**Given request:** Return every line of the data below that includes the string "JSON".

— START OF Given data —

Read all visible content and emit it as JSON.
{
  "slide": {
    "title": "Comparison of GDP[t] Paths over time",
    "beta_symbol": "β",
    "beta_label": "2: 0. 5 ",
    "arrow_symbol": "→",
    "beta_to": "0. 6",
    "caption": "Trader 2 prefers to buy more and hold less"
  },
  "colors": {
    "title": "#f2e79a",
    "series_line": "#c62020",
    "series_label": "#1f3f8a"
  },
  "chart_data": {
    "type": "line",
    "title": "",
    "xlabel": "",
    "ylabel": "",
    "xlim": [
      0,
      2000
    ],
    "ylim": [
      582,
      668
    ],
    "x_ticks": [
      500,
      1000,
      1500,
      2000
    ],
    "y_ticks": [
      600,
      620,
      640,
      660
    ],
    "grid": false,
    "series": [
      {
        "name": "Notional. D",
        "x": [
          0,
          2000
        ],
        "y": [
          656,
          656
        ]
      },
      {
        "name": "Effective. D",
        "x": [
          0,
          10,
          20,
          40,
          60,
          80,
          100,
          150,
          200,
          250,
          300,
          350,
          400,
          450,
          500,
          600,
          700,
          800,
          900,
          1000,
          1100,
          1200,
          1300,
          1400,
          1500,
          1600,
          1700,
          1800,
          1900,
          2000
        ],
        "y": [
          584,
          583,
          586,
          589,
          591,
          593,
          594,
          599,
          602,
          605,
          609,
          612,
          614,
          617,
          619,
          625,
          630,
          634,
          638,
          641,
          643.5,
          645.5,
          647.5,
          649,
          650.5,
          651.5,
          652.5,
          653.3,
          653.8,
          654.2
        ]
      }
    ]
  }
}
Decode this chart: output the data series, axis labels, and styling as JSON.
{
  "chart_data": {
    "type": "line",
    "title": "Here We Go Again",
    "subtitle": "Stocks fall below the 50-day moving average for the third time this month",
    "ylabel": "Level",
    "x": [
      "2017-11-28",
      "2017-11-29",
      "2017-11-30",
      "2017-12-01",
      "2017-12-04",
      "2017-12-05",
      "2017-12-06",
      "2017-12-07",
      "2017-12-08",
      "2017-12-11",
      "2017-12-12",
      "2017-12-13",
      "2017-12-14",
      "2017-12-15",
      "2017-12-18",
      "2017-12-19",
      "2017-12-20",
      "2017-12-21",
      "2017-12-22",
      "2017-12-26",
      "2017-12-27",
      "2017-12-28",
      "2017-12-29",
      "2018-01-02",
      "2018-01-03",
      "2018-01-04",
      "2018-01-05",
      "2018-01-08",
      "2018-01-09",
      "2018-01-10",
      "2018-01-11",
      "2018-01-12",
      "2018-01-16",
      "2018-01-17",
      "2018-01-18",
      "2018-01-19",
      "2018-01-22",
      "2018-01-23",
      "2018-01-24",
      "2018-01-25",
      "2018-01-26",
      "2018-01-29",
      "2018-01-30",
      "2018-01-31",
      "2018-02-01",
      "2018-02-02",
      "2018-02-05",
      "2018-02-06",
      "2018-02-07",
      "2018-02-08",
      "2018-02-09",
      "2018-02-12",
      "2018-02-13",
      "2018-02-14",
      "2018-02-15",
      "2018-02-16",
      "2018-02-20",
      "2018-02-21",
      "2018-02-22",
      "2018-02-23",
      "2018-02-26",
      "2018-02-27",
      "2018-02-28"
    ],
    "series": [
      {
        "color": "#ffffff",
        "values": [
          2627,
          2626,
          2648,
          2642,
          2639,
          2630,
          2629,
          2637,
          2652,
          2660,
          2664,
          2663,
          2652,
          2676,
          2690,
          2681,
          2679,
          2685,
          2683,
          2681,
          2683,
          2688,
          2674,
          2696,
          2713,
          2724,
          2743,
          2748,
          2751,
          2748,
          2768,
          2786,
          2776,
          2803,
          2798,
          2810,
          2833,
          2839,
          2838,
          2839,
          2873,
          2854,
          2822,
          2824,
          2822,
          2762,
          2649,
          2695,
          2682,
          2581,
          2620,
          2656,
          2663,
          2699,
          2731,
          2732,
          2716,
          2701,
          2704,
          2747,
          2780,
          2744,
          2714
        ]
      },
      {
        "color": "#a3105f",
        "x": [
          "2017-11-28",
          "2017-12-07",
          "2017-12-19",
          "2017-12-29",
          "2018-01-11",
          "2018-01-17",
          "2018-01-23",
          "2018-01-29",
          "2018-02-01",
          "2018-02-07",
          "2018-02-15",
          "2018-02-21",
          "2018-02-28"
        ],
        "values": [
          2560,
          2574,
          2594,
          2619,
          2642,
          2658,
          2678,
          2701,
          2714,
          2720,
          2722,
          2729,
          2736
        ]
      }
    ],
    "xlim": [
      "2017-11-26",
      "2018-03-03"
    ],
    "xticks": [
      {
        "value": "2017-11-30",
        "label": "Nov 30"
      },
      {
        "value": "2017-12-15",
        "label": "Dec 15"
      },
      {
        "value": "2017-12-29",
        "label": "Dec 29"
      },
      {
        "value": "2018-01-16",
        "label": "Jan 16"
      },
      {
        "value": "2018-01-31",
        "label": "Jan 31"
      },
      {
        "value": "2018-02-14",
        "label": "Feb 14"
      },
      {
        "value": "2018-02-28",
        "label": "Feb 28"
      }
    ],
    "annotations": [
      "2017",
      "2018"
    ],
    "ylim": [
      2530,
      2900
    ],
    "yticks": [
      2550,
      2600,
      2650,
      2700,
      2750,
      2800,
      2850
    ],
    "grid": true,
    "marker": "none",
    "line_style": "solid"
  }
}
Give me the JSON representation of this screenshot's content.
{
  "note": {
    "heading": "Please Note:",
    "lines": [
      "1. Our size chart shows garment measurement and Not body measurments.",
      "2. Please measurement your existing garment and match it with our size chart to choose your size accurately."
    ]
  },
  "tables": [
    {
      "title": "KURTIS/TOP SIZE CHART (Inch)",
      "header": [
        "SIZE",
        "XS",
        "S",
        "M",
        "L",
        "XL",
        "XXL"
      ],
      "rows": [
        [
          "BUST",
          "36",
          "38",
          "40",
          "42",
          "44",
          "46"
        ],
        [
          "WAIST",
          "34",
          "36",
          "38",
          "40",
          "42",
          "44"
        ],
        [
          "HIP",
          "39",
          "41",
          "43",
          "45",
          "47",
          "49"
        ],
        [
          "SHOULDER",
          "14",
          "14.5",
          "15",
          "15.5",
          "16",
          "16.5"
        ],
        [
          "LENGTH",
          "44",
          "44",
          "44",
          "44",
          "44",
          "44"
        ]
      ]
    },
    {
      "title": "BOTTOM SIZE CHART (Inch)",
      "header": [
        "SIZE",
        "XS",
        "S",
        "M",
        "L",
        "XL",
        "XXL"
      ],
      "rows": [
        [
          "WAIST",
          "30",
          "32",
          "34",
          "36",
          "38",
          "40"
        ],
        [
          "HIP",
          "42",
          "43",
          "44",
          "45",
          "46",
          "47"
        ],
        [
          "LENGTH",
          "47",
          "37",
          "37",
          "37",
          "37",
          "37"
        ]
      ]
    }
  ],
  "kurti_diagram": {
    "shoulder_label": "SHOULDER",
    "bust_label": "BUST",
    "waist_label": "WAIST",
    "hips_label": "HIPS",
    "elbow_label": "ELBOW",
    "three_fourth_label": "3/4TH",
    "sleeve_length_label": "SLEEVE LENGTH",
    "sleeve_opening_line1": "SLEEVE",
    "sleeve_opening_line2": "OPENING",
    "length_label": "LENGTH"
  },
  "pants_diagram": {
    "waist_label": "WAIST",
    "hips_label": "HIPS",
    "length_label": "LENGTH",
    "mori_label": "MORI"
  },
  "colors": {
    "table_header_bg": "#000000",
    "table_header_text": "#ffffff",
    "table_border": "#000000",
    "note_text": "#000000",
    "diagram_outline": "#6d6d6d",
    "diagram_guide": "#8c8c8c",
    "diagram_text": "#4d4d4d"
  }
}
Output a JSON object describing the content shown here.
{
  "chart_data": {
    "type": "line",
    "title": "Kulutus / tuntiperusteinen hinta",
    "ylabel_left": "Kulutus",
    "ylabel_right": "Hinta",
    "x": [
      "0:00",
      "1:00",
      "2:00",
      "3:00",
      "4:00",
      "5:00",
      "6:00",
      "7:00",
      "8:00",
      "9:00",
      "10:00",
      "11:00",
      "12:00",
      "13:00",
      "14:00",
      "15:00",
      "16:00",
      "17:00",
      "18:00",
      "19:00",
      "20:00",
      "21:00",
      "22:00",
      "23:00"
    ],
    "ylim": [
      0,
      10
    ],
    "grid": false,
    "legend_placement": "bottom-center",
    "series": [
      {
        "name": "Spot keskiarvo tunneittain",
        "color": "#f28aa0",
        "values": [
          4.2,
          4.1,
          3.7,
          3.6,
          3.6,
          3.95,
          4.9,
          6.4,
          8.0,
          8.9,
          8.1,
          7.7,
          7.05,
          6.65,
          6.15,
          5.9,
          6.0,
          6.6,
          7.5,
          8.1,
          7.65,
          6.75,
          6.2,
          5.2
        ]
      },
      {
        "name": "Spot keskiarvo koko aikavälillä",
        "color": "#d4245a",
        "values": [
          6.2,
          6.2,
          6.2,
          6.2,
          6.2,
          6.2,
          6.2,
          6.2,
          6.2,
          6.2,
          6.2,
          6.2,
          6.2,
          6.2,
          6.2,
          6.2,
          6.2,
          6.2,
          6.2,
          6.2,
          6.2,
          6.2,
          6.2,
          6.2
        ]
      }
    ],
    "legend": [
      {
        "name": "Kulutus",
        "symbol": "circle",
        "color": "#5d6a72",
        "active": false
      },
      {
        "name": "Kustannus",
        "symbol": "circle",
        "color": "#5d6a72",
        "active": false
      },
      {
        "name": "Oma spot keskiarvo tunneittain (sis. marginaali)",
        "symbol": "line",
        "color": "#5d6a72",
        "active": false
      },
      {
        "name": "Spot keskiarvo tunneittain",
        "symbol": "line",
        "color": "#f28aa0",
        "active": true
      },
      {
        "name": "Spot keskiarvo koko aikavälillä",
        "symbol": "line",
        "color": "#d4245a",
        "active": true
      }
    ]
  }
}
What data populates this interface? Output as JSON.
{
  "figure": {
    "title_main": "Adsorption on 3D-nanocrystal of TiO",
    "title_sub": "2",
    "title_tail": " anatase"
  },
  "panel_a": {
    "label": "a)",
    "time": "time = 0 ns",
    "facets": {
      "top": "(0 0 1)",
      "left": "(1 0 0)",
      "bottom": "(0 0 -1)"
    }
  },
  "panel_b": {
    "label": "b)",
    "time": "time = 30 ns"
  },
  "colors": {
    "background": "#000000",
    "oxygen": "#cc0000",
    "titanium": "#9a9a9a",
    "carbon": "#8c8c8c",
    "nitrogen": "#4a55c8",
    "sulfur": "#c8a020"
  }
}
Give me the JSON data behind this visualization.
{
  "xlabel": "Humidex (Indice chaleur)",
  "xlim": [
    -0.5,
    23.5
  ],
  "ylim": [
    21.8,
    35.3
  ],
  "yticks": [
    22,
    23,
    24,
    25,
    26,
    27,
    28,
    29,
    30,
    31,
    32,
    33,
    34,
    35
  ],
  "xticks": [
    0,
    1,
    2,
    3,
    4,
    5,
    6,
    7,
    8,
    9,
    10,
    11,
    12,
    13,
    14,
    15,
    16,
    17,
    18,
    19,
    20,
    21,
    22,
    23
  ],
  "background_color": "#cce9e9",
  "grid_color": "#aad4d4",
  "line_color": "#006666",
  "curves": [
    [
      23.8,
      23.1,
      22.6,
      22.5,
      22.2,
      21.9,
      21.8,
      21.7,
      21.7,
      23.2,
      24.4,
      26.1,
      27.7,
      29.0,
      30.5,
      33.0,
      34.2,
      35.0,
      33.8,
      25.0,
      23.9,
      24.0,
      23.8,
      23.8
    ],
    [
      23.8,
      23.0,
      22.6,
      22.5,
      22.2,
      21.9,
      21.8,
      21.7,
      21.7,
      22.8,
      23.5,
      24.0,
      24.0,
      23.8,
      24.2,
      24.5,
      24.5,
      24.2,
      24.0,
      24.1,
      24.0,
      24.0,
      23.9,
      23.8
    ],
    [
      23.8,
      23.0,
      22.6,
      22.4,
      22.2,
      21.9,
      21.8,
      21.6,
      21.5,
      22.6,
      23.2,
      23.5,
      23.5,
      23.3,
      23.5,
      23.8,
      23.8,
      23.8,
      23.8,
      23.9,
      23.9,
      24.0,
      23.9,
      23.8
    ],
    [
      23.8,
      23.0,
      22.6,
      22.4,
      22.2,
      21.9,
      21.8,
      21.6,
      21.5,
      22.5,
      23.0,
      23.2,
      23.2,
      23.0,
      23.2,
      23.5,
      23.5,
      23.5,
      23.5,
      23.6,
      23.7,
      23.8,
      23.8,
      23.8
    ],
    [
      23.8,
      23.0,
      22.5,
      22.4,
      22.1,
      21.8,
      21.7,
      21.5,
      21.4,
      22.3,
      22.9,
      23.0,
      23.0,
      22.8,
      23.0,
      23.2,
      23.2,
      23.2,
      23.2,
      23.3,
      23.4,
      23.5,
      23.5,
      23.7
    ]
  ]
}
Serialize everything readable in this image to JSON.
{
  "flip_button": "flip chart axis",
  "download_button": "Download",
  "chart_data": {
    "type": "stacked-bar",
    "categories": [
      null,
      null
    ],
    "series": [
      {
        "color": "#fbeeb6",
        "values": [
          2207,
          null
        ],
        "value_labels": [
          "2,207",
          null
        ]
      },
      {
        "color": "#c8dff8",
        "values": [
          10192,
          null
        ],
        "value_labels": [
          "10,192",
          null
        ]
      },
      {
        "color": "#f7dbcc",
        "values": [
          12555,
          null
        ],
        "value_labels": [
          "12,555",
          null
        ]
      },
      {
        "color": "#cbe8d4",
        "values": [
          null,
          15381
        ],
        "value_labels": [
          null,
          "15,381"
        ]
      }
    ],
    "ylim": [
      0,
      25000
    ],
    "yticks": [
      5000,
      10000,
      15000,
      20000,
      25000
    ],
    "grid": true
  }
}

— END OF Given data —

**Full output:**
Read all visible content and emit it as JSON.
Decode this chart: output the data series, axis labels, and styling as JSON.
Give me the JSON representation of this screenshot's content.
Output a JSON object describing the content shown here.
What data populates this interface? Output as JSON.
Give me the JSON data behind this visualization.
Serialize everything readable in this image to JSON.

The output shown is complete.